Given passage:
The 60-day decision point
After 60 days in a niche, you have enough data to make a permanent decision: pursue this niche for 12 months, or kill it and move on.
Most operators do not have a framework for this decision. They guess. They stay in losing niches hoping things will improve. Or they abandon winners too early because one week of bad data made them nervous.
The 60-Day Audit Framework eliminates guessing. Two metrics decide everything.
Metric 1: Repeat customer rate (target: 12%+)
What you are measuring: Of your day-1-to-day-60 customers, what percentage bought again (excluding customer acquisition cost)?
How to calculate:
If you have 200 first-time customers in 60 days, and 28 of them bought a second time (same or different product in your niche):
Repeat rate = 28 ÷ 200 = 14%
What the numbers mean:
- 15%+ repeat rate: Niche is healthy, customers love the category, expansion is viable
- 12-15% repeat rate: Niche is good, customer fit is real, sustainable
- 8-12% repeat rate: Niche is okay, but customer acquisition cost is too high relative to lifetime value
- 5-8% repeat rate: Niche is weak, most customers are one-time, low LTV
- <5% repeat rate: Niche is failing, abandon immediately
Why this metric matters: A niche with 8% repeat rate means 92% of your profit comes from customer acquisition. This is unsustainable. Organic reach declines, ad costs rise, new customer acquisition becomes impossible.

[Data items]
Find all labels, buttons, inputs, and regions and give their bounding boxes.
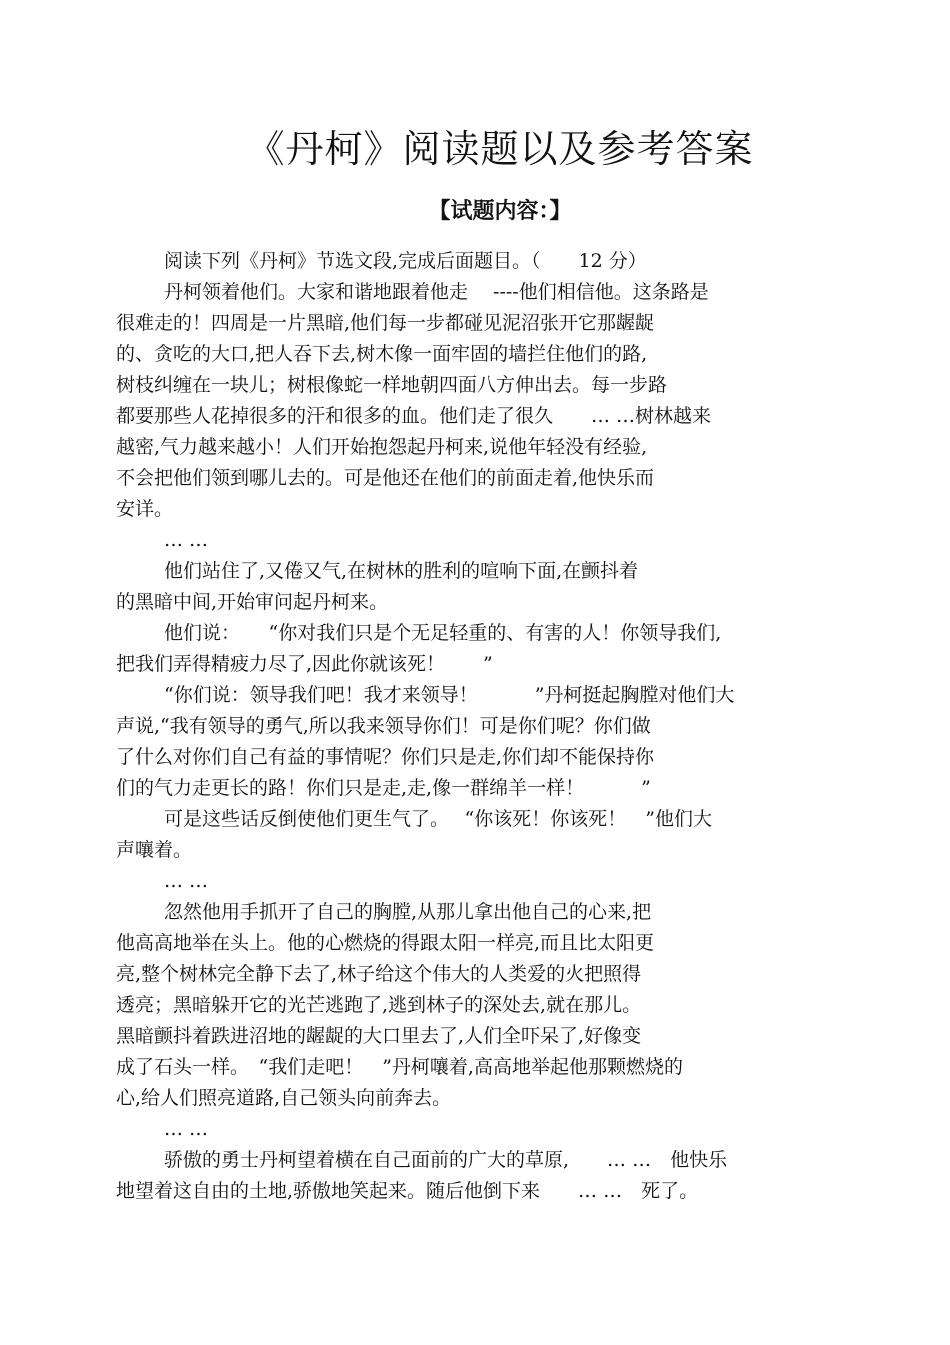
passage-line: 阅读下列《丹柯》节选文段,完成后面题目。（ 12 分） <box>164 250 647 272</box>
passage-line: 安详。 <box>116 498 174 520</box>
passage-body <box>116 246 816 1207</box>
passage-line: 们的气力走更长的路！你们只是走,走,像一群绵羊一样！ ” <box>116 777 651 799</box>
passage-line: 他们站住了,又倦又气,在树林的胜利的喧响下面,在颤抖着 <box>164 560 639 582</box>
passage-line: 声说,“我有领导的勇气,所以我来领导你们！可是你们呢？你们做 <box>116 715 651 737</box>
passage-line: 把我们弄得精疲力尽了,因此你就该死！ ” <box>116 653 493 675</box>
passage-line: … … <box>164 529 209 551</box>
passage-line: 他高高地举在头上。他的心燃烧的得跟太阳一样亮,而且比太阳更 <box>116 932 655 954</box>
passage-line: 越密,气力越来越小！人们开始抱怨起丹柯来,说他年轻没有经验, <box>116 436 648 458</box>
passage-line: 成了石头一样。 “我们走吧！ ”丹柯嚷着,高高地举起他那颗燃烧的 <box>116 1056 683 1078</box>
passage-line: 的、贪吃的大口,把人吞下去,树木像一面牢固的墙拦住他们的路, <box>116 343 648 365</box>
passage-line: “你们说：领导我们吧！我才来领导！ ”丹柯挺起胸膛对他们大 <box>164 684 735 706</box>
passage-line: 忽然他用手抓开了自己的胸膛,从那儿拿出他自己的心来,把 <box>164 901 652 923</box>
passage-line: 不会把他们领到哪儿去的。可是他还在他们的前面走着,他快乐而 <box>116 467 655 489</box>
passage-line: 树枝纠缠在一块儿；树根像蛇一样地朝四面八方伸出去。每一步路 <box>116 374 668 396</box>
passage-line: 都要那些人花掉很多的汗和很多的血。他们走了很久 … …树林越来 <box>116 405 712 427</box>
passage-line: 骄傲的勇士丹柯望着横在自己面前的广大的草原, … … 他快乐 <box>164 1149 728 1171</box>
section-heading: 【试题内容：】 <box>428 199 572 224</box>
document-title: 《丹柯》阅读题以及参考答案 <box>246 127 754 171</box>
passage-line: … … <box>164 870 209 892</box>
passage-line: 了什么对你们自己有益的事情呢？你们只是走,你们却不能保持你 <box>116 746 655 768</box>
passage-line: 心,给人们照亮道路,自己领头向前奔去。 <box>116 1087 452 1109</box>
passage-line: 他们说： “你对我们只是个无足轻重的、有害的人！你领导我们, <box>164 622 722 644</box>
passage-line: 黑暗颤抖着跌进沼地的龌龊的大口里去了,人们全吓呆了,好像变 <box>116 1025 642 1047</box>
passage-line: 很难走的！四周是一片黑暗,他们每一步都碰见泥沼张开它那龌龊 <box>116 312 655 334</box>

Objective:
In the passage on the 60-day decision point, condense the paragraph beginning "Most operators do not have a framework" into a single shorter sentence that keeps its main facts. The data has no connection to the passage on the 60-day decision point.

Result:
Lacking a framework for the decision, most operators guess, either staying in losing niches in hope of improvement or abandoning winners too early because one week of bad data made them nervous.